GIVEN REQUEST — Print the records below word for word, but leave out the pictures.

==== LISTED ENTRIES

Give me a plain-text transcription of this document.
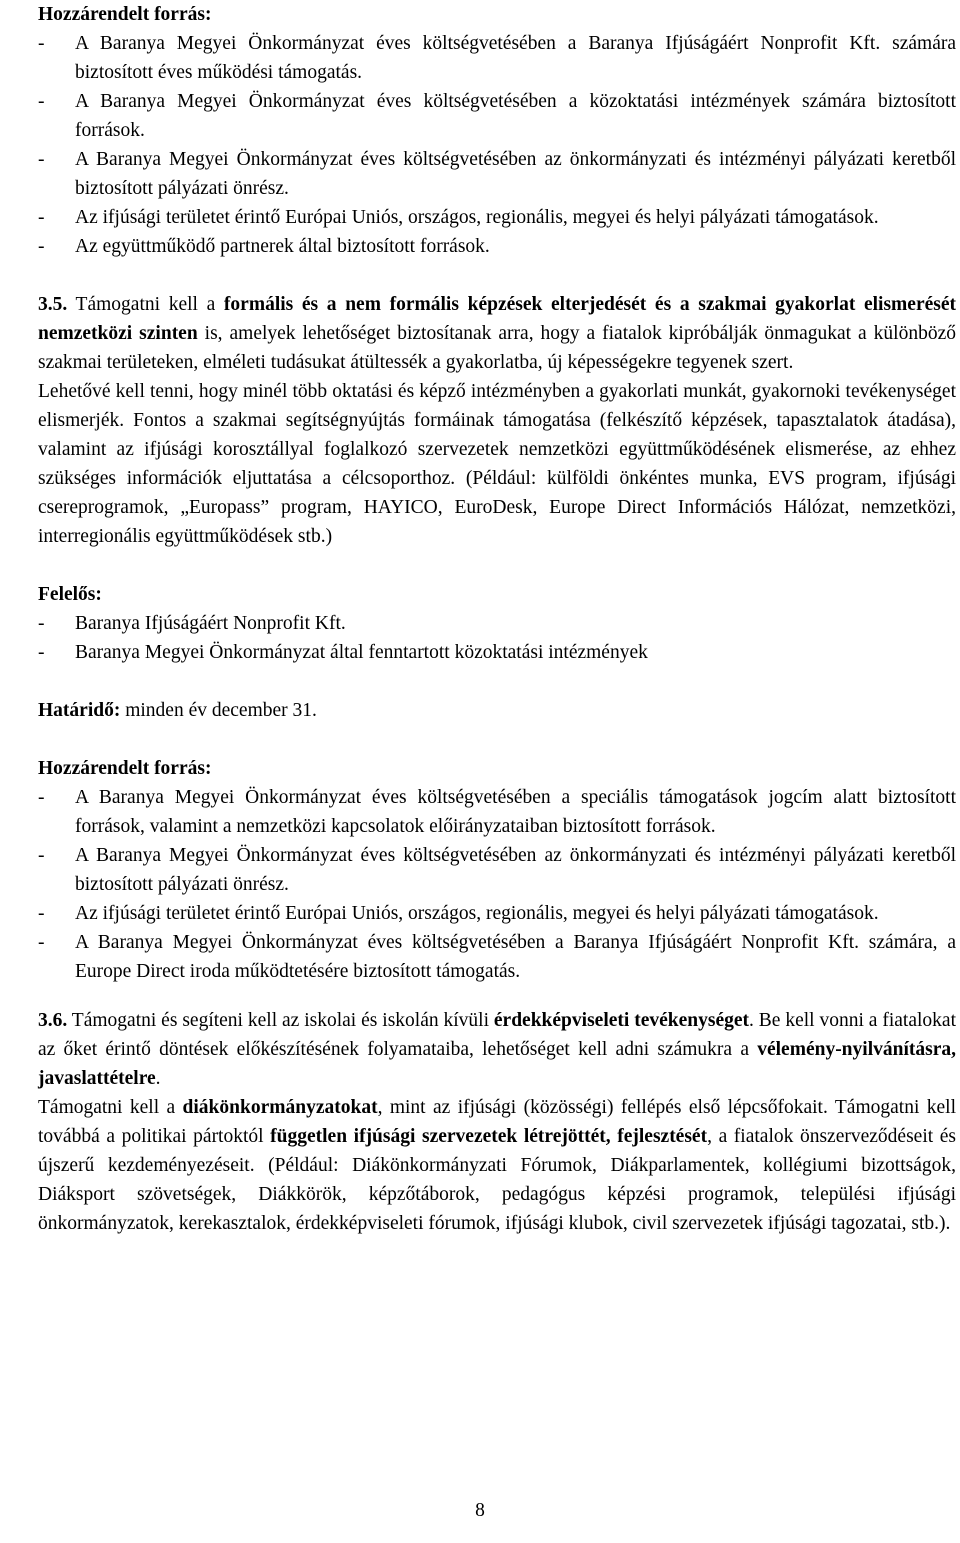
Hozzárendelt forrás:

- A Baranya Megyei Önkormányzat éves költségvetésében a Baranya Ifjúságáért Nonprofit Kft. számára biztosított éves működési támogatás.

- A Baranya Megyei Önkormányzat éves költségvetésében a közoktatási intézmények számára biztosított források.

- A Baranya Megyei Önkormányzat éves költségvetésében az önkormányzati és intézményi pályázati keretből biztosított pályázati önrész.

- Az ifjúsági területet érintő Európai Uniós, országos, regionális, megyei és helyi pályázati támogatások.

- Az együttműködő partnerek által biztosított források.

3.5. Támogatni kell a formális és a nem formális képzések elterjedését és a szakmai gyakorlat elismerését nemzetközi szinten is, amelyek lehetőséget biztosítanak arra, hogy a fiatalok kipróbálják önmagukat a különböző szakmai területeken, elméleti tudásukat átültessék a gyakorlatba, új képességekre tegyenek szert.

Lehetővé kell tenni, hogy minél több oktatási és képző intézményben a gyakorlati munkát, gyakornoki tevékenységet elismerjék. Fontos a szakmai segítségnyújtás formáinak támogatása (felkészítő képzések, tapasztalatok átadása), valamint az ifjúsági korosztállyal foglalkozó szervezetek nemzetközi együttműködésének elismerése, az ehhez szükséges információk eljuttatása a célcsoporthoz. (Például: külföldi önkéntes munka, EVS program, ifjúsági csereprogramok, „Europass” program, HAYICO, EuroDesk, Europe Direct Információs Hálózat, nemzetközi, interregionális együttműködések stb.)

Felelős:

- Baranya Ifjúságáért Nonprofit Kft.

- Baranya Megyei Önkormányzat által fenntartott közoktatási intézmények

Határidő: minden év december 31.

Hozzárendelt forrás:

- A Baranya Megyei Önkormányzat éves költségvetésében a speciális támogatások jogcím alatt biztosított források, valamint a nemzetközi kapcsolatok előirányzataiban biztosított források.

- A Baranya Megyei Önkormányzat éves költségvetésében az önkormányzati és intézményi pályázati keretből biztosított pályázati önrész.

- Az ifjúsági területet érintő Európai Uniós, országos, regionális, megyei és helyi pályázati támogatások.

- A Baranya Megyei Önkormányzat éves költségvetésében a Baranya Ifjúságáért Nonprofit Kft. számára, a Europe Direct iroda működtetésére biztosított támogatás.

3.6. Támogatni és segíteni kell az iskolai és iskolán kívüli érdekképviseleti tevékenységet. Be kell vonni a fiatalokat az őket érintő döntések előkészítésének folyamataiba, lehetőséget kell adni számukra a vélemény-nyilvánításra, javaslattételre.

Támogatni kell a diákönkormányzatokat, mint az ifjúsági (közösségi) fellépés első lépcsőfokait. Támogatni kell továbbá a politikai pártoktól független ifjúsági szervezetek létrejöttét, fejlesztését, a fiatalok önszerveződéseit és újszerű kezdeményezéseit. (Például: Diákönkormányzati Fórumok, Diákparlamentek, kollégiumi bizottságok, Diáksport szövetségek, Diákkörök, képzőtáborok, pedagógus képzési programok, települési ifjúsági önkormányzatok, kerekasztalok, érdekképviseleti fórumok, ifjúsági klubok, civil szervezetek ifjúsági tagozatai, stb.).

8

========

ANSWER BELOW —
Give me a plain-text transcription of this document.
Hozzárendelt forrás:

- A Baranya Megyei Önkormányzat éves költségvetésében a Baranya Ifjúságáért Nonprofit Kft. számára biztosított éves működési támogatás.

- A Baranya Megyei Önkormányzat éves költségvetésében a közoktatási intézmények számára biztosított források.

- A Baranya Megyei Önkormányzat éves költségvetésében az önkormányzati és intézményi pályázati keretből biztosított pályázati önrész.

- Az ifjúsági területet érintő Európai Uniós, országos, regionális, megyei és helyi pályázati támogatások.

- Az együttműködő partnerek által biztosított források.

3.5. Támogatni kell a formális és a nem formális képzések elterjedését és a szakmai gyakorlat elismerését nemzetközi szinten is, amelyek lehetőséget biztosítanak arra, hogy a fiatalok kipróbálják önmagukat a különböző szakmai területeken, elméleti tudásukat átültessék a gyakorlatba, új képességekre tegyenek szert.

Lehetővé kell tenni, hogy minél több oktatási és képző intézményben a gyakorlati munkát, gyakornoki tevékenységet elismerjék. Fontos a szakmai segítségnyújtás formáinak támogatása (felkészítő képzések, tapasztalatok átadása), valamint az ifjúsági korosztállyal foglalkozó szervezetek nemzetközi együttműködésének elismerése, az ehhez szükséges információk eljuttatása a célcsoporthoz. (Például: külföldi önkéntes munka, EVS program, ifjúsági csereprogramok, „Europass” program, HAYICO, EuroDesk, Europe Direct Információs Hálózat, nemzetközi, interregionális együttműködések stb.)

Felelős:

- Baranya Ifjúságáért Nonprofit Kft.

- Baranya Megyei Önkormányzat által fenntartott közoktatási intézmények

Határidő: minden év december 31.

Hozzárendelt forrás:

- A Baranya Megyei Önkormányzat éves költségvetésében a speciális támogatások jogcím alatt biztosított források, valamint a nemzetközi kapcsolatok előirányzataiban biztosított források.

- A Baranya Megyei Önkormányzat éves költségvetésében az önkormányzati és intézményi pályázati keretből biztosított pályázati önrész.

- Az ifjúsági területet érintő Európai Uniós, országos, regionális, megyei és helyi pályázati támogatások.

- A Baranya Megyei Önkormányzat éves költségvetésében a Baranya Ifjúságáért Nonprofit Kft. számára, a Europe Direct iroda működtetésére biztosított támogatás.

3.6. Támogatni és segíteni kell az iskolai és iskolán kívüli érdekképviseleti tevékenységet. Be kell vonni a fiatalokat az őket érintő döntések előkészítésének folyamataiba, lehetőséget kell adni számukra a vélemény-nyilvánításra, javaslattételre.

Támogatni kell a diákönkormányzatokat, mint az ifjúsági (közösségi) fellépés első lépcsőfokait. Támogatni kell továbbá a politikai pártoktól független ifjúsági szervezetek létrejöttét, fejlesztését, a fiatalok önszerveződéseit és újszerű kezdeményezéseit. (Például: Diákönkormányzati Fórumok, Diákparlamentek, kollégiumi bizottságok, Diáksport szövetségek, Diákkörök, képzőtáborok, pedagógus képzési programok, települési ifjúsági önkormányzatok, kerekasztalok, érdekképviseleti fórumok, ifjúsági klubok, civil szervezetek ifjúsági tagozatai, stb.).

8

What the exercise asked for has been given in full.